--- start DATA FOR THIS EXERCISE ---

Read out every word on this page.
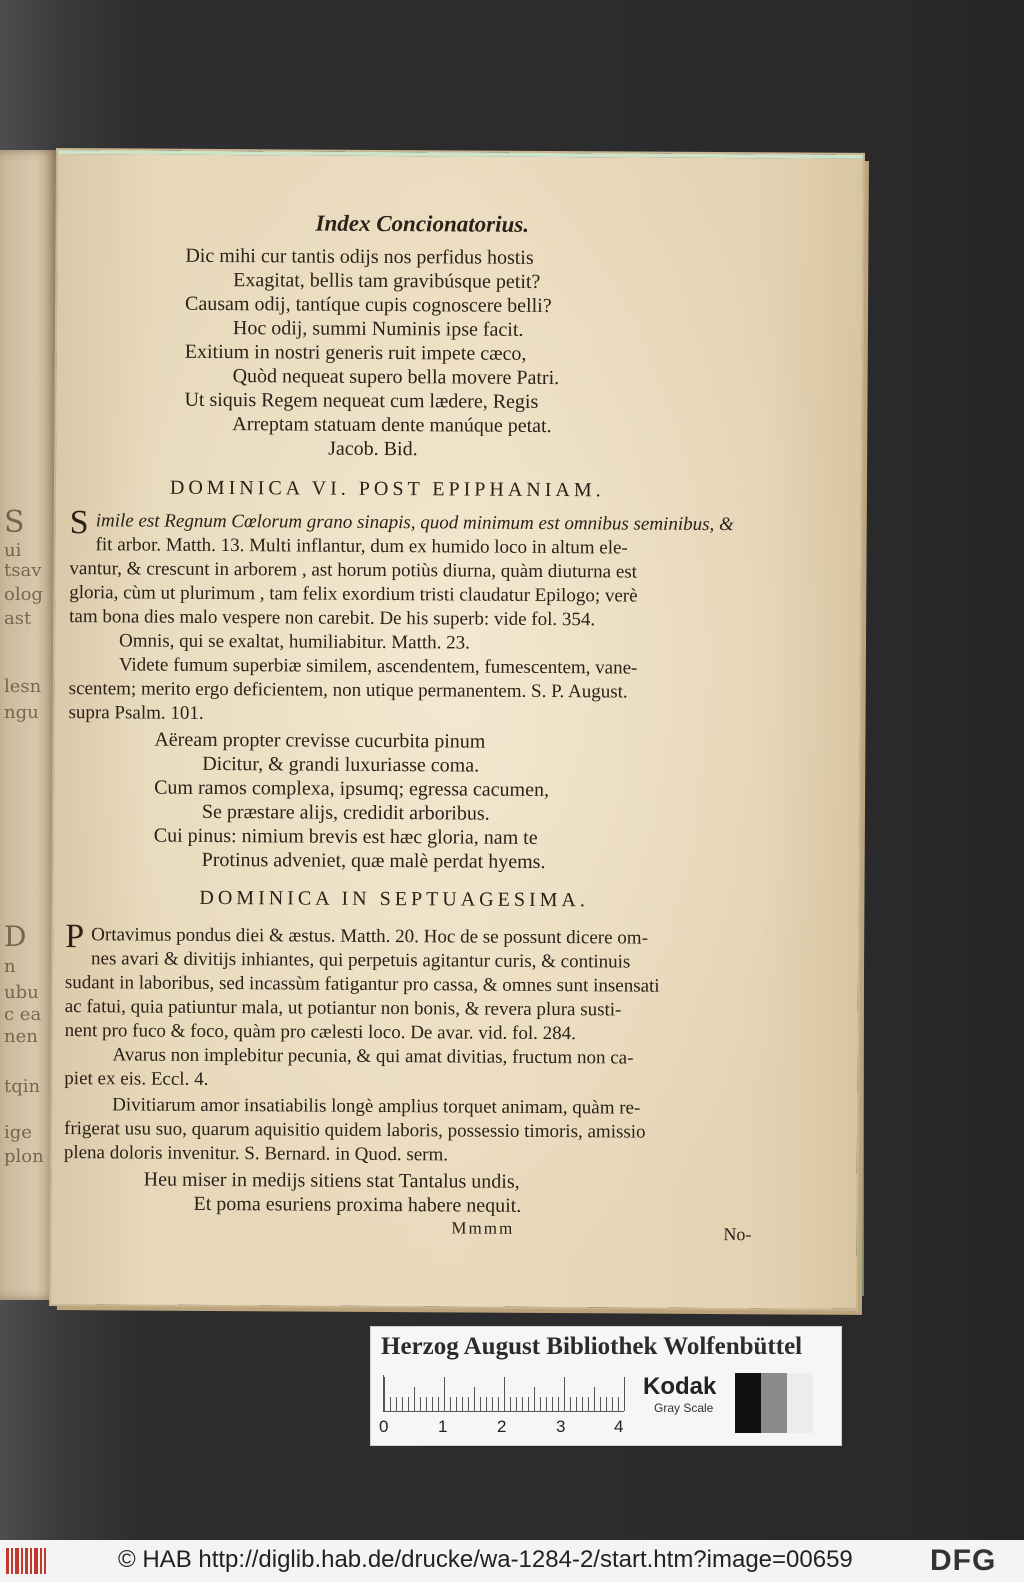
S
ui
tsav
olog
ast
lesn
ngu
D
n
ubu
c ea
nen
tqin
ige
plon
Index Concionatorius.
Dic mihi cur tantis odijs nos perfidus hostis
Exagitat, bellis tam gravibúsque petit?
Causam odij, tantíque cupis cognoscere belli?
Hoc odij, summi Numinis ipse facit.
Exitium in nostri generis ruit impete cæco,
Quòd nequeat supero bella movere Patri.
Ut siquis Regem nequeat cum lædere, Regis
Arreptam statuam dente manúque petat.
Jacob. Bid.
DOMINICA VI. POST EPIPHANIAM.
S imile est Regnum Cœlorum grano sinapis, quod minimum est omnibus seminibus, &
fit arbor. Matth. 13. Multi inflantur, dum ex humido loco in altum ele-
vantur, & crescunt in arborem , ast horum potiùs diurna, quàm diuturna est
gloria, cùm ut plurimum , tam felix exordium tristi claudatur Epilogo; verè
tam bona dies malo vespere non carebit. De his superb: vide fol. 354.
Omnis, qui se exaltat, humiliabitur. Matth. 23.
Videte fumum superbiæ similem, ascendentem, fumescentem, vane-
scentem; merito ergo deficientem, non utique permanentem. S. P. August.
supra Psalm. 101.
Aëream propter crevisse cucurbita pinum
Dicitur, & grandi luxuriasse coma.
Cum ramos complexa, ipsumq; egressa cacumen,
Se præstare alijs, credidit arboribus.
Cui pinus: nimium brevis est hæc gloria, nam te
Protinus adveniet, quæ malè perdat hyems.
DOMINICA IN SEPTUAGESIMA.
P Ortavimus pondus diei & æstus. Matth. 20. Hoc de se possunt dicere om-
nes avari & divitijs inhiantes, qui perpetuis agitantur curis, & continuis
sudant in laboribus, sed incassùm fatigantur pro cassa, & omnes sunt insensati
ac fatui, quia patiuntur mala, ut potiantur non bonis, & revera plura susti-
nent pro fuco & foco, quàm pro cælesti loco. De avar. vid. fol. 284.
Avarus non implebitur pecunia, & qui amat divitias, fructum non ca-
piet ex eis. Eccl. 4.
Divitiarum amor insatiabilis longè amplius torquet animam, quàm re-
frigerat usu suo, quarum aquisitio quidem laboris, possessio timoris, amissio
plena doloris invenitur. S. Bernard. in Quod. serm.
Heu miser in medijs sitiens stat Tantalus undis,
Et poma esuriens proxima habere nequit.
Mmmm	No-
Herzog August Bibliothek Wolfenbüttel
0	1	2	3	4
Kodak
Gray Scale
© HAB http://diglib.hab.de/drucke/wa-1284-2/start.htm?image=00659	DFG
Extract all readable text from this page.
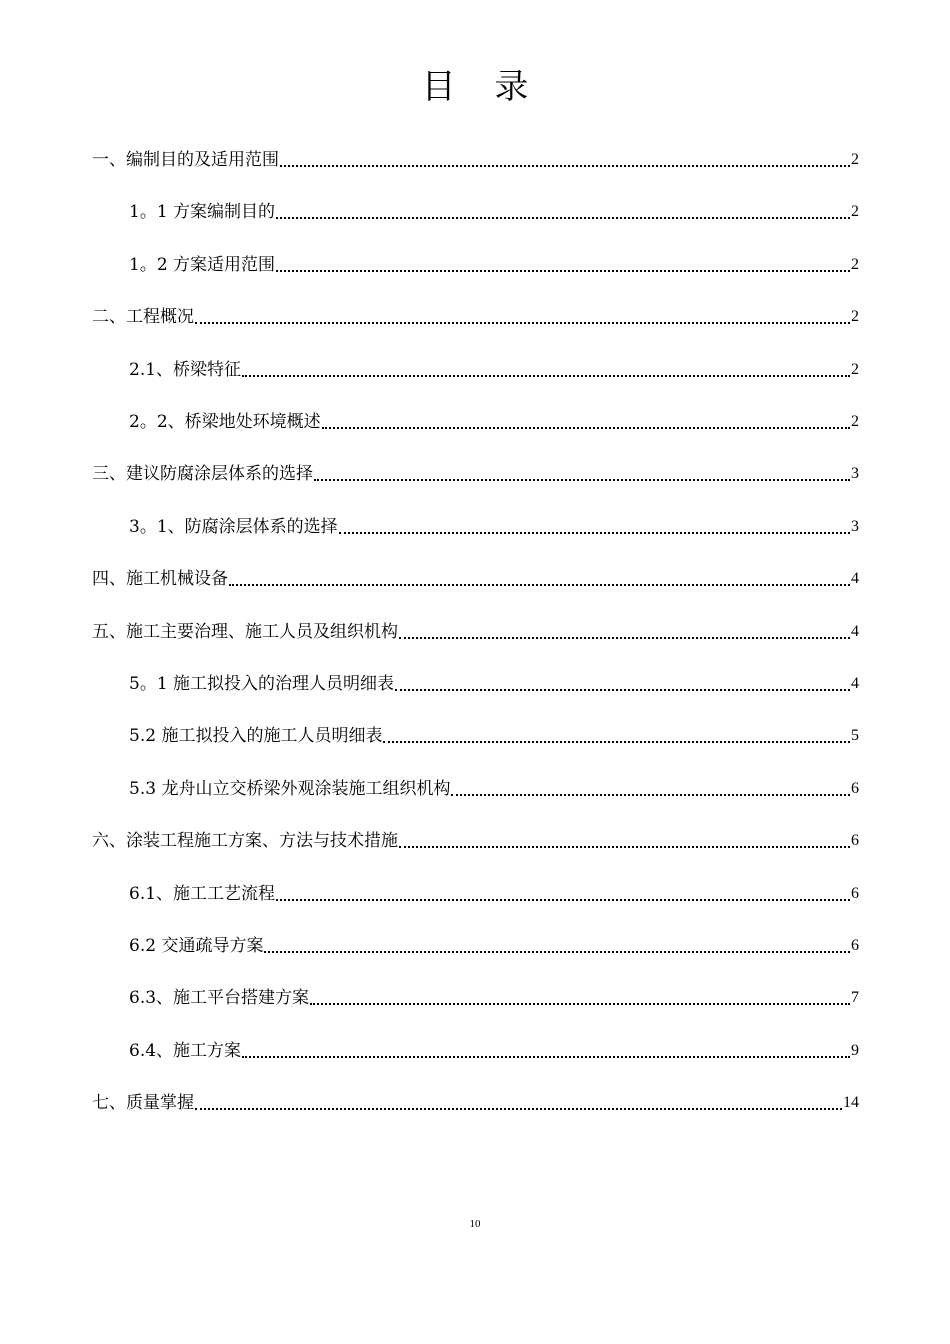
目 录
一、编制目的及适用范围	2
1。1 方案编制目的	2
1。2 方案适用范围	2
二、工程概况	2
2.1、桥梁特征	2
2。2、桥梁地处环境概述	2
三、建议防腐涂层体系的选择	3
3。1、防腐涂层体系的选择	3
四、施工机械设备	4
五、施工主要治理、施工人员及组织机构	4
5。1 施工拟投入的治理人员明细表	4
5.2 施工拟投入的施工人员明细表	5
5.3 龙舟山立交桥梁外观涂装施工组织机构	6
六、涂装工程施工方案、方法与技术措施	6
6.1、施工工艺流程	6
6.2 交通疏导方案	6
6.3、施工平台搭建方案	7
6.4、施工方案	9
七、质量掌握	14
10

--- end DATA FOR THIS EXERCISE ---

# GIVEN TASK:
Copy each line of the listing that contains the string "gloria".

# RESPONSE TO THIS TASK:
gloria, cùm ut plurimum , tam felix exordium tristi claudatur Epilogo; verè
Cui pinus: nimium brevis est hæc gloria, nam te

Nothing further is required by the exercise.